**Stated exercise**
Counting only lines that hold "rigid", give the total and nothing more.

**Provided records**
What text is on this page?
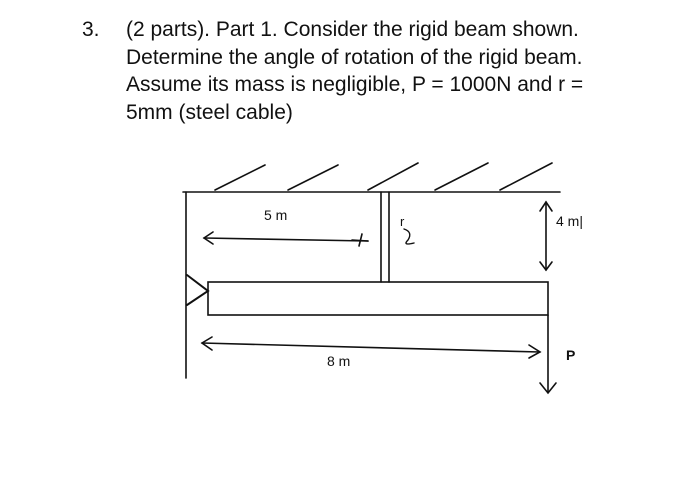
3. (2 parts). Part 1. Consider the rigid beam shown.
Determine the angle of rotation of the rigid beam.
Assume its mass is negligible, P = 1000N and r =
5mm (steel cable)
5 m	4 m|
8 m
r
P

**Result of this exercise**
2